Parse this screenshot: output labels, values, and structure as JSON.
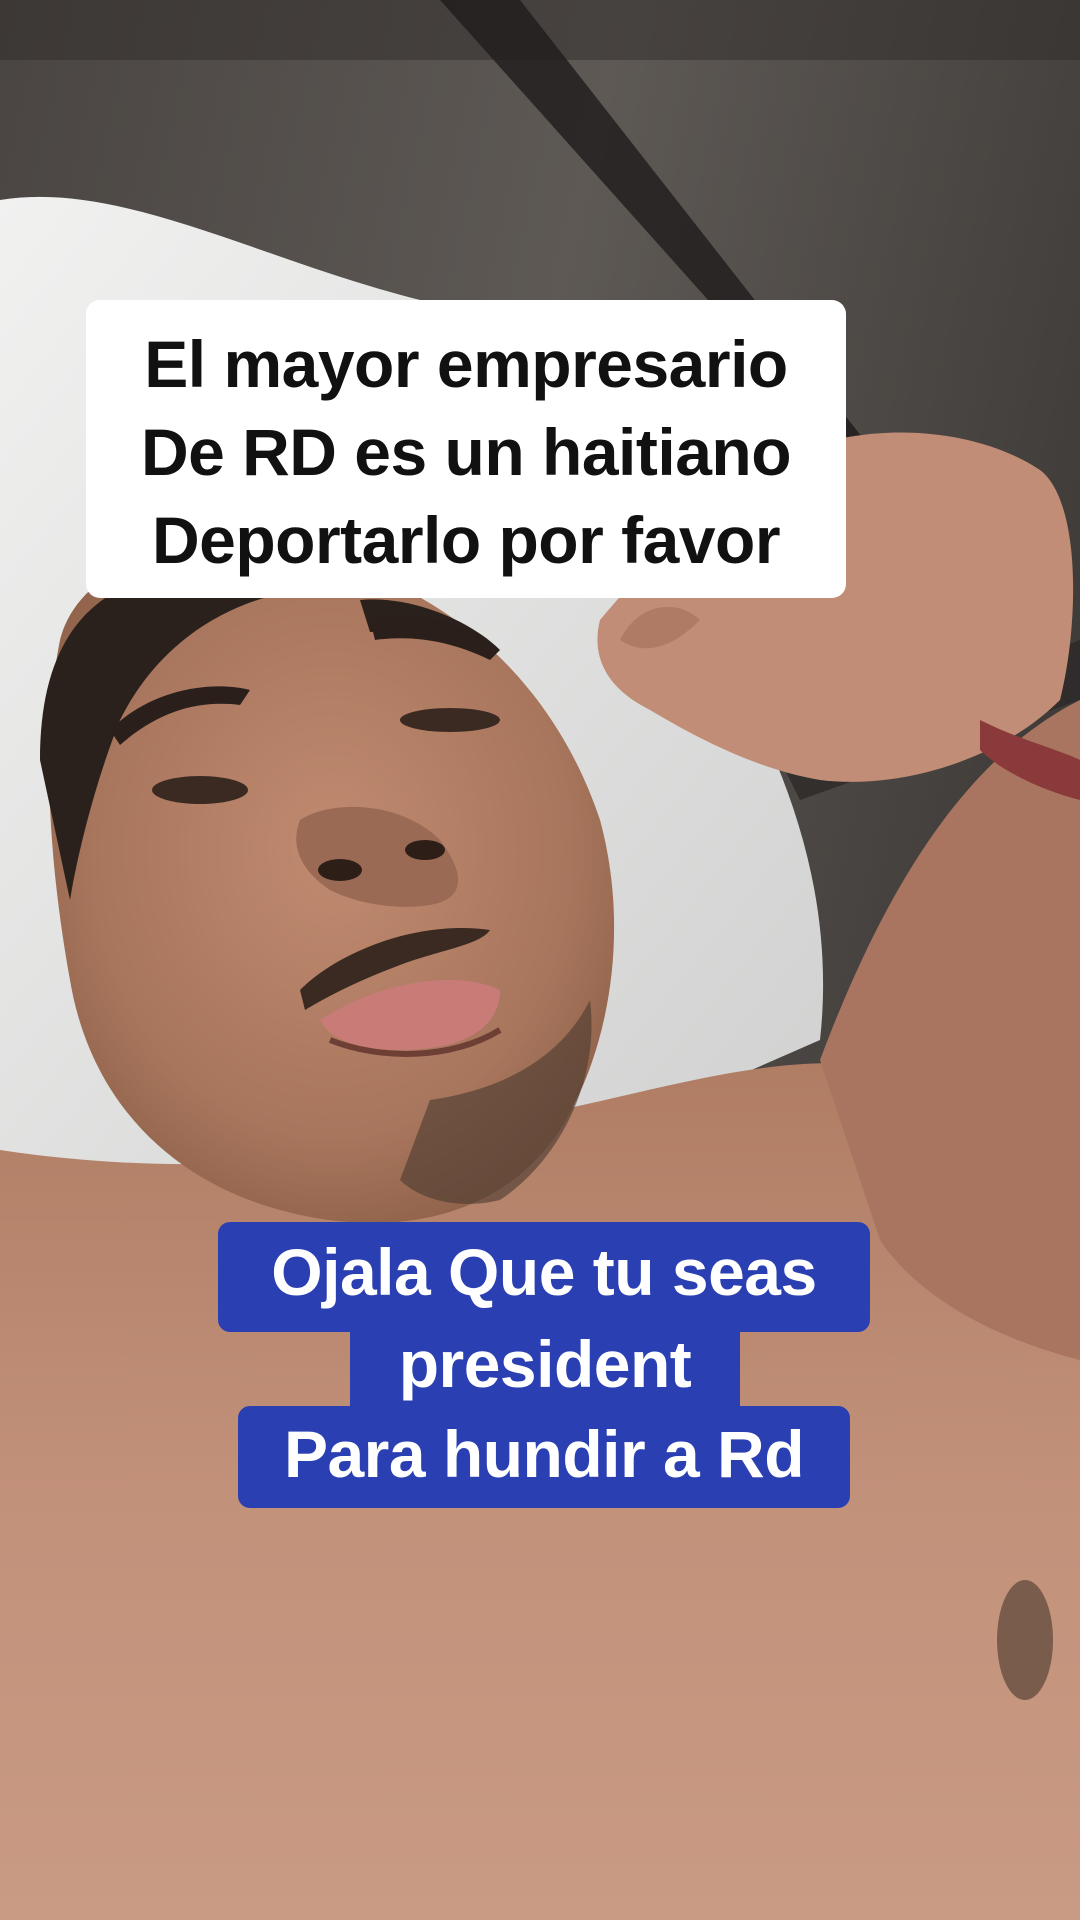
{
  "video": {
    "scene": "selfie-video-frame"
  },
  "captions": {
    "top": {
      "lines": [
        "El mayor empresario",
        "De RD es un haitiano",
        "Deportarlo por favor"
      ],
      "background": "#ffffff",
      "text_color": "#111111"
    },
    "bottom": {
      "lines": [
        "Ojala Que tu seas",
        "president",
        "Para hundir a Rd"
      ],
      "background": "#2a3fb2",
      "text_color": "#ffffff"
    }
  }
}
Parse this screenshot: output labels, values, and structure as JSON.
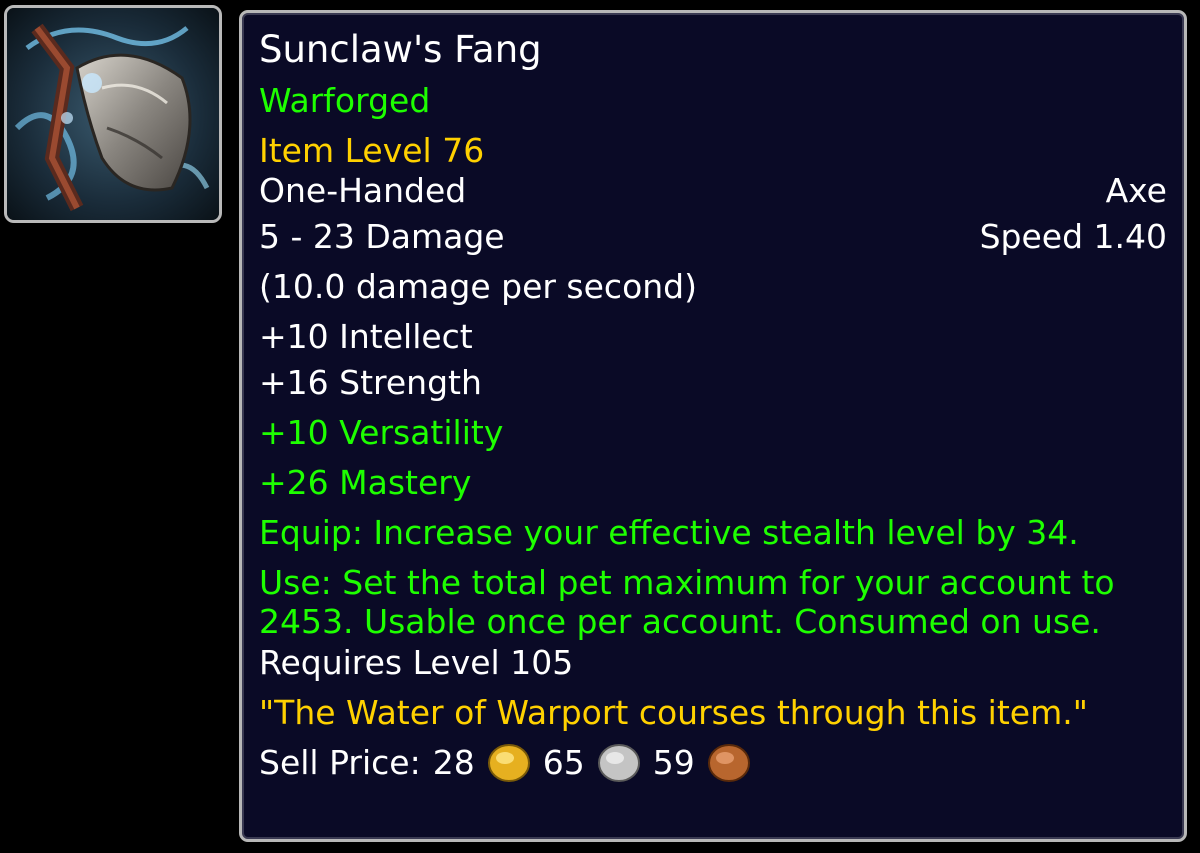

§ EXERCISE
Set down the complete material exactly, but do not include the images.

§ SOLUTION TO THIS PROBLEM
Parse this screenshot: output labels, values, and structure as JSON.
{
  "video": {
    "scene": "selfie-video-frame"
  },
  "captions": {
    "top": {
      "lines": [
        "El mayor empresario",
        "De RD es un haitiano",
        "Deportarlo por favor"
      ],
      "background": "#ffffff",
      "text_color": "#111111"
    },
    "bottom": {
      "lines": [
        "Ojala Que tu seas",
        "president",
        "Para hundir a Rd"
      ],
      "background": "#2a3fb2",
      "text_color": "#ffffff"
    }
  }
}
Parse this screenshot: output labels, values, and structure as JSON.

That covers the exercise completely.